The exercise =>
Copy the lines below word for word, leaving out the picture.

Records shown =>

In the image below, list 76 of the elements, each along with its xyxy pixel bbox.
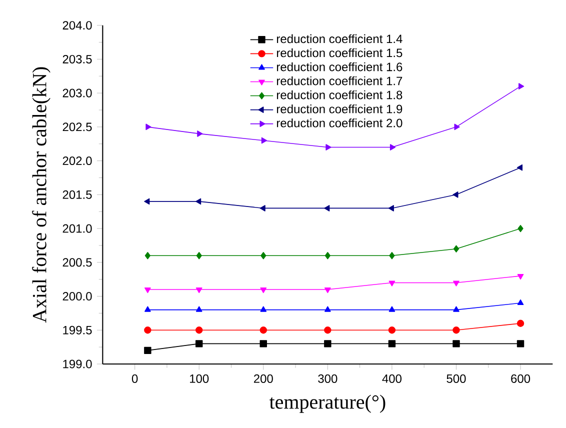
y-axis-title: Axial force of anchor cable(kN) xyxy=(32,67,50,323)
point xyxy=(324,326,332,334)
legend-label: reduction coefficient 1.7 xyxy=(276,76,402,86)
point xyxy=(324,340,332,348)
point xyxy=(260,340,267,348)
y-tick-label: 199.0 xyxy=(63,360,92,368)
point xyxy=(454,124,460,130)
point xyxy=(144,287,151,294)
point xyxy=(260,252,266,260)
point xyxy=(388,205,394,212)
x-tick-label: 600 xyxy=(511,374,530,383)
point xyxy=(324,205,330,212)
point xyxy=(388,280,396,286)
point xyxy=(196,287,202,294)
x-tick-label: 0 xyxy=(132,374,138,383)
y-tick-label: 202.5 xyxy=(62,122,92,132)
y-tick-label: 200.5 xyxy=(62,258,92,267)
point xyxy=(517,299,524,306)
point xyxy=(195,340,203,348)
point xyxy=(389,252,395,260)
x-tick-label: 400 xyxy=(382,374,402,383)
point xyxy=(144,252,150,260)
y-tick-label: 201.5 xyxy=(62,190,92,199)
point xyxy=(388,306,396,312)
point xyxy=(452,340,460,348)
legend-label: reduction coefficient 1.6 xyxy=(276,62,402,72)
point xyxy=(144,306,151,312)
point xyxy=(260,306,267,312)
point xyxy=(388,340,396,348)
point xyxy=(195,198,202,205)
y-tick-label: 203.5 xyxy=(62,54,92,64)
point xyxy=(324,306,331,312)
point xyxy=(196,306,202,312)
point xyxy=(517,274,524,280)
point xyxy=(518,224,524,232)
point xyxy=(453,306,460,312)
point xyxy=(144,326,152,334)
point xyxy=(261,137,267,144)
point xyxy=(516,320,524,327)
point xyxy=(324,287,331,294)
point xyxy=(453,280,460,286)
point xyxy=(452,326,460,334)
point xyxy=(260,205,266,212)
y-tick-label: 200.0 xyxy=(62,292,92,301)
y-tick-label: 199.5 xyxy=(63,326,92,334)
point xyxy=(146,124,152,130)
point xyxy=(452,191,458,198)
point xyxy=(144,198,150,205)
point xyxy=(260,287,267,294)
point xyxy=(195,326,203,334)
legend-label: reduction coefficient 1.5 xyxy=(276,48,402,58)
x-axis-title: temperature(°) xyxy=(269,394,386,413)
y-tick-label: 204.0 xyxy=(62,21,92,30)
legend-label: reduction coefficient 1.8 xyxy=(276,90,402,100)
point xyxy=(144,346,152,354)
point xyxy=(197,130,203,137)
point xyxy=(388,326,396,334)
legend-label: reduction coefficient 1.9 xyxy=(276,104,402,114)
y-tick-label: 201.0 xyxy=(62,224,92,233)
point xyxy=(390,144,396,150)
point xyxy=(516,340,524,348)
legend-label: reduction coefficient 2.0 xyxy=(276,118,402,128)
point xyxy=(453,245,460,252)
x-tick-label: 500 xyxy=(446,374,466,383)
x-tick-label: 100 xyxy=(190,374,209,383)
x-tick-label: 200 xyxy=(254,374,273,383)
y-tick-label: 202.0 xyxy=(62,156,92,166)
point xyxy=(196,252,202,260)
point xyxy=(516,164,523,171)
point xyxy=(260,326,267,334)
x-tick-label: 300 xyxy=(318,374,338,383)
point xyxy=(518,83,524,90)
point xyxy=(324,252,330,260)
point xyxy=(326,144,332,150)
y-tick-label: 203.0 xyxy=(62,88,92,98)
legend-label: reduction coefficient 1.4 xyxy=(276,34,402,44)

Response =>
In the image below, list 76 of the elements, each along with its xyxy pixel bbox.
y-axis-title: Axial force of anchor cable(kN) xyxy=(32,67,50,323)
point xyxy=(324,326,332,334)
legend-label: reduction coefficient 1.7 xyxy=(276,76,402,86)
point xyxy=(324,340,332,348)
point xyxy=(260,340,267,348)
y-tick-label: 199.0 xyxy=(63,360,92,368)
point xyxy=(454,124,460,130)
point xyxy=(144,287,151,294)
point xyxy=(260,252,266,260)
point xyxy=(388,205,394,212)
x-tick-label: 600 xyxy=(511,374,530,383)
point xyxy=(324,205,330,212)
point xyxy=(388,280,396,286)
point xyxy=(196,287,202,294)
x-tick-label: 0 xyxy=(132,374,138,383)
y-tick-label: 202.5 xyxy=(62,122,92,132)
y-tick-label: 200.5 xyxy=(62,258,92,267)
point xyxy=(517,299,524,306)
point xyxy=(195,340,203,348)
point xyxy=(389,252,395,260)
x-tick-label: 400 xyxy=(382,374,402,383)
point xyxy=(144,252,150,260)
y-tick-label: 201.5 xyxy=(62,190,92,199)
point xyxy=(388,306,396,312)
point xyxy=(452,340,460,348)
legend-label: reduction coefficient 1.6 xyxy=(276,62,402,72)
point xyxy=(144,306,151,312)
point xyxy=(260,306,267,312)
point xyxy=(388,340,396,348)
point xyxy=(195,198,202,205)
y-tick-label: 203.5 xyxy=(62,54,92,64)
point xyxy=(324,306,331,312)
point xyxy=(196,306,202,312)
point xyxy=(517,274,524,280)
point xyxy=(518,224,524,232)
point xyxy=(453,306,460,312)
point xyxy=(144,326,152,334)
point xyxy=(261,137,267,144)
point xyxy=(516,320,524,327)
point xyxy=(324,287,331,294)
point xyxy=(453,280,460,286)
point xyxy=(452,326,460,334)
point xyxy=(260,205,266,212)
y-tick-label: 200.0 xyxy=(62,292,92,301)
y-tick-label: 199.5 xyxy=(63,326,92,334)
point xyxy=(146,124,152,130)
point xyxy=(452,191,458,198)
point xyxy=(144,198,150,205)
point xyxy=(260,287,267,294)
point xyxy=(195,326,203,334)
legend-label: reduction coefficient 1.5 xyxy=(276,48,402,58)
x-axis-title: temperature(°) xyxy=(269,394,386,413)
y-tick-label: 204.0 xyxy=(62,21,92,30)
legend-label: reduction coefficient 1.8 xyxy=(276,90,402,100)
point xyxy=(144,346,152,354)
point xyxy=(197,130,203,137)
point xyxy=(388,326,396,334)
legend-label: reduction coefficient 1.9 xyxy=(276,104,402,114)
y-tick-label: 201.0 xyxy=(62,224,92,233)
point xyxy=(390,144,396,150)
point xyxy=(516,340,524,348)
legend-label: reduction coefficient 2.0 xyxy=(276,118,402,128)
point xyxy=(453,245,460,252)
x-tick-label: 500 xyxy=(446,374,466,383)
x-tick-label: 100 xyxy=(190,374,209,383)
x-tick-label: 200 xyxy=(254,374,273,383)
y-tick-label: 202.0 xyxy=(62,156,92,166)
point xyxy=(196,252,202,260)
point xyxy=(516,164,523,171)
point xyxy=(260,326,267,334)
x-tick-label: 300 xyxy=(318,374,338,383)
point xyxy=(518,83,524,90)
point xyxy=(324,252,330,260)
point xyxy=(326,144,332,150)
y-tick-label: 203.0 xyxy=(62,88,92,98)
legend-label: reduction coefficient 1.4 xyxy=(276,34,402,44)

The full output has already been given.